# AIM:
Quote verbatim the lines of the material starting at its first line and ending at the line containing "- product-old-price: $29: [301, 497, 323, 510]", including both of those lines.

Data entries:
_ _ _ _ _ _ _

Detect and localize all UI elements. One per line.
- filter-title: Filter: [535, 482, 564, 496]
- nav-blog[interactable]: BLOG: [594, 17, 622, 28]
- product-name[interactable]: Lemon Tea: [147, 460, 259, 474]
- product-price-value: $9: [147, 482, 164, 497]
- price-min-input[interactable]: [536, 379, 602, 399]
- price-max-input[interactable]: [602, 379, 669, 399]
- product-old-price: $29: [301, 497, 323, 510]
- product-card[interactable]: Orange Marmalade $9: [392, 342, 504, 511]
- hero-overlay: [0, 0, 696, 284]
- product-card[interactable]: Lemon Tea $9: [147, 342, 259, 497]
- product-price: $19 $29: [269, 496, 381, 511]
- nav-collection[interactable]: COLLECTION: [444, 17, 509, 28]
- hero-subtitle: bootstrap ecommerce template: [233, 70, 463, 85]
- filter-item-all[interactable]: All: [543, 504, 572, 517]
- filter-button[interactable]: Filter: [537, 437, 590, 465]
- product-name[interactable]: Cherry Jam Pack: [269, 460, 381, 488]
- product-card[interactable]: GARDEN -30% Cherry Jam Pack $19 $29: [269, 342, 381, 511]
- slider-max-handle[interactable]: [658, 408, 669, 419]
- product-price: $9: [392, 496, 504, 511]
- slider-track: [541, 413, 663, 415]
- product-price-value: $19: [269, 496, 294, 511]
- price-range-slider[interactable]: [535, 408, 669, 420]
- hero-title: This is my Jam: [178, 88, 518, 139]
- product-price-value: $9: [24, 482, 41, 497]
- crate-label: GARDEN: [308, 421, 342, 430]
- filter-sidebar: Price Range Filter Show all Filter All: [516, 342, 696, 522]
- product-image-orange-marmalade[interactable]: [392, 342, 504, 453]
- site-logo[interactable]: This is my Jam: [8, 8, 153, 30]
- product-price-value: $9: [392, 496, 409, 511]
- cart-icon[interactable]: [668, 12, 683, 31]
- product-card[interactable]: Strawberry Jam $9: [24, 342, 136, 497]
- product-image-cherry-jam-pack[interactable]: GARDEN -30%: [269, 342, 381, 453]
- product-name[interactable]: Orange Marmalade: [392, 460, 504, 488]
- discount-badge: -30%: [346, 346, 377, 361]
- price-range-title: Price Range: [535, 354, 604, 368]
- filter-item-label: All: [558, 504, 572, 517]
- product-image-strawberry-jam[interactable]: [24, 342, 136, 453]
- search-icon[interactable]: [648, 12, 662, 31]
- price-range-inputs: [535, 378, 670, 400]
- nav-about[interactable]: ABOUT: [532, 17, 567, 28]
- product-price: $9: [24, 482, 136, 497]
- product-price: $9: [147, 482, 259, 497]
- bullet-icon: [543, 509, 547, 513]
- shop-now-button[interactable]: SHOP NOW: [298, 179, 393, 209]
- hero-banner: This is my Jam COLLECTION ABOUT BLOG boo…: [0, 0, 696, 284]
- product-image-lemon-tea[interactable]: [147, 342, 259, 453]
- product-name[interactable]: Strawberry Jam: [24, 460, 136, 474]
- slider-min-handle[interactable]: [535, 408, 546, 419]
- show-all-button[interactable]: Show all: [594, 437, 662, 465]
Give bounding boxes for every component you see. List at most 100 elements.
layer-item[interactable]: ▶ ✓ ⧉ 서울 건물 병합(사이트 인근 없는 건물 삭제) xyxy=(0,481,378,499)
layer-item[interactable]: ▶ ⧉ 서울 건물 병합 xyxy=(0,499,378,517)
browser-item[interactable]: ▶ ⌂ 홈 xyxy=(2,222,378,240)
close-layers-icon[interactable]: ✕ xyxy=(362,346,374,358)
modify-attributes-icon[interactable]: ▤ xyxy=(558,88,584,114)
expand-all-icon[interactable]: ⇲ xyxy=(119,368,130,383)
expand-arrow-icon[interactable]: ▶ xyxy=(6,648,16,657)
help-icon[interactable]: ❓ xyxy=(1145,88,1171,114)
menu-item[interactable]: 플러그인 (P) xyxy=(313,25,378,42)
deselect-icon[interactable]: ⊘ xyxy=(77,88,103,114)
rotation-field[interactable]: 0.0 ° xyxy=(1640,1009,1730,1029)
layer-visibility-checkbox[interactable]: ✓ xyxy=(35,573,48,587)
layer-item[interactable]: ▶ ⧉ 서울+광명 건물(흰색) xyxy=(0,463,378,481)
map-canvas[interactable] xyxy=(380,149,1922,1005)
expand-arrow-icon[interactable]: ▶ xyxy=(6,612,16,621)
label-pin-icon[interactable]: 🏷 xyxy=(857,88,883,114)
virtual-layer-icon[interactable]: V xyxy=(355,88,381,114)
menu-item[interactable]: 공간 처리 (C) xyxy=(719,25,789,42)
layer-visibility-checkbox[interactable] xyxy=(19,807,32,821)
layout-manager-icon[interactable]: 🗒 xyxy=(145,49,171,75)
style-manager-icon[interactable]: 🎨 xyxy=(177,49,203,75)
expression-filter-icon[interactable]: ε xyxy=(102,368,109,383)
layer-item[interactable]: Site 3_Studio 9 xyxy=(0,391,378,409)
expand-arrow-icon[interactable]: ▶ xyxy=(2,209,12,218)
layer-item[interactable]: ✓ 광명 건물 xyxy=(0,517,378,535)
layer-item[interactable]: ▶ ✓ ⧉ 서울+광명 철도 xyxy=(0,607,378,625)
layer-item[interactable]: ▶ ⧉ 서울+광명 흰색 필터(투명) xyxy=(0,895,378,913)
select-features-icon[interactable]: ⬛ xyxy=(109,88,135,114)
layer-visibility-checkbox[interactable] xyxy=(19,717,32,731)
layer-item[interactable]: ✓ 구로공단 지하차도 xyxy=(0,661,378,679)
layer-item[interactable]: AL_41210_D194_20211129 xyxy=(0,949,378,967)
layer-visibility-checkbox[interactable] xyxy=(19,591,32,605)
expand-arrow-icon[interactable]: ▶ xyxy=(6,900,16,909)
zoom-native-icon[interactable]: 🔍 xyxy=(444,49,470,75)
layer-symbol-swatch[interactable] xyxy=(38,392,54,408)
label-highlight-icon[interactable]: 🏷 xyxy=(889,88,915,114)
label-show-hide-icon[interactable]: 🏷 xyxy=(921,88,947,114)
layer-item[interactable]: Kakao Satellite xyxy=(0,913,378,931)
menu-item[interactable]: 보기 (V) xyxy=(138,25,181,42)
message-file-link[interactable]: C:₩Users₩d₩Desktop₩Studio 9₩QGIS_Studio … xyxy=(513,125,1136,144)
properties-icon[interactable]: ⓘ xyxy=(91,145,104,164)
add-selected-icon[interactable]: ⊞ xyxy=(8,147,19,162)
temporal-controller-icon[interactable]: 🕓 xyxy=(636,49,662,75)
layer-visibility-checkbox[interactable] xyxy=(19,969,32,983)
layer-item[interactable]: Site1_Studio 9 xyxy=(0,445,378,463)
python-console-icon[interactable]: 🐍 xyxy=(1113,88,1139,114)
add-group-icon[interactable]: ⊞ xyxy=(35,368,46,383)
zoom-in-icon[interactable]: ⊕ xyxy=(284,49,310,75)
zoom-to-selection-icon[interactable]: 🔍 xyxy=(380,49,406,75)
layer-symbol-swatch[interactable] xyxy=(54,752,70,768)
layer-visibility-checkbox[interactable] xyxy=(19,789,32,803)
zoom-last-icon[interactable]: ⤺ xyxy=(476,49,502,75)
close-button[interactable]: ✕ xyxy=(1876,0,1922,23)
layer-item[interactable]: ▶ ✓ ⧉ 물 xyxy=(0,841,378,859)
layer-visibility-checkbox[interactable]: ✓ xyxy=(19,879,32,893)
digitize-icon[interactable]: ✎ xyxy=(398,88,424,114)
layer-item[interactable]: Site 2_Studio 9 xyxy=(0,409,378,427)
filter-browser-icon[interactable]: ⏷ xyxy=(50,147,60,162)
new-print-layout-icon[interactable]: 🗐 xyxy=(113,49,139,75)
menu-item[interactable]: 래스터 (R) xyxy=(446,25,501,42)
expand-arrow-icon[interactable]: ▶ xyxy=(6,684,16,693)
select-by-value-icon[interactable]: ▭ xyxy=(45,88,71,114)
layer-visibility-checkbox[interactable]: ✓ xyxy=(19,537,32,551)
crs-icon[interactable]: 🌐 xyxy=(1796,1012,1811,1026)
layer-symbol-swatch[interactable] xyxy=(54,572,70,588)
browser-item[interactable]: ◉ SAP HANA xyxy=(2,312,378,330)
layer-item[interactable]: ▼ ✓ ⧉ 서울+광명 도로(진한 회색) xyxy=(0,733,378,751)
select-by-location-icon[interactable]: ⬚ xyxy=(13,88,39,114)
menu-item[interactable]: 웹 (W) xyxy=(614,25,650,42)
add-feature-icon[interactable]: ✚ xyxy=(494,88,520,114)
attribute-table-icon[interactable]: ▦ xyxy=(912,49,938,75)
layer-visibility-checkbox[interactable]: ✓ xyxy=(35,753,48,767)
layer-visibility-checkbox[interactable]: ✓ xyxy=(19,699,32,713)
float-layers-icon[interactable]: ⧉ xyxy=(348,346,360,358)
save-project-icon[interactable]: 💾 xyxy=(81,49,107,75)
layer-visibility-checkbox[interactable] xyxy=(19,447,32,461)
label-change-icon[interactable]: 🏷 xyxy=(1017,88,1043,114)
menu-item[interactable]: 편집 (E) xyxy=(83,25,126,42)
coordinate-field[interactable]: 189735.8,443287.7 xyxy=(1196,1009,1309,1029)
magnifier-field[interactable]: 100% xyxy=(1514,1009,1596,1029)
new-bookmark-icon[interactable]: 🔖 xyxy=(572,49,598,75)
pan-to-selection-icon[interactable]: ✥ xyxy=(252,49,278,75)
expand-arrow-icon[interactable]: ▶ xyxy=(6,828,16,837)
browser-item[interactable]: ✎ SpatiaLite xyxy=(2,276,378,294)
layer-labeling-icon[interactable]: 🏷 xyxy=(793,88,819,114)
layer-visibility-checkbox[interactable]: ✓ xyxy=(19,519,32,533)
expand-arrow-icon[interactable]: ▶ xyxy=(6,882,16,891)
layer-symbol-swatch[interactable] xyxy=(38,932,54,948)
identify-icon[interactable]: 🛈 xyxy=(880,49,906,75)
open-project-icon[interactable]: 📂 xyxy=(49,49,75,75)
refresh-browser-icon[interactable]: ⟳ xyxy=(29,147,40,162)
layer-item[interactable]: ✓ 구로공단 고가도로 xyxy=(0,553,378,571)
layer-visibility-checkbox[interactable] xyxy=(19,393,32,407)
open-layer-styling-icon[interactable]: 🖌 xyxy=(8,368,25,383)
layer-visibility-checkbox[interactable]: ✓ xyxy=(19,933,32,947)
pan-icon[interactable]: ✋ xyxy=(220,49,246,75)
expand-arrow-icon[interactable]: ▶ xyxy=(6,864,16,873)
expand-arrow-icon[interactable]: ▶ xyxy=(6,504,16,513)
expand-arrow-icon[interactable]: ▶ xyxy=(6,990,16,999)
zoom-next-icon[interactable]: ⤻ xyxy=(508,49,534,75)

_ _ _ _ _ _ _

# ANSWER BELOW:
Detect and localize all UI elements. One per line.
- filter-title: Filter: [535, 482, 564, 496]
- nav-blog[interactable]: BLOG: [594, 17, 622, 28]
- product-name[interactable]: Lemon Tea: [147, 460, 259, 474]
- product-price-value: $9: [147, 482, 164, 497]
- price-min-input[interactable]: [536, 379, 602, 399]
- price-max-input[interactable]: [602, 379, 669, 399]
- product-old-price: $29: [301, 497, 323, 510]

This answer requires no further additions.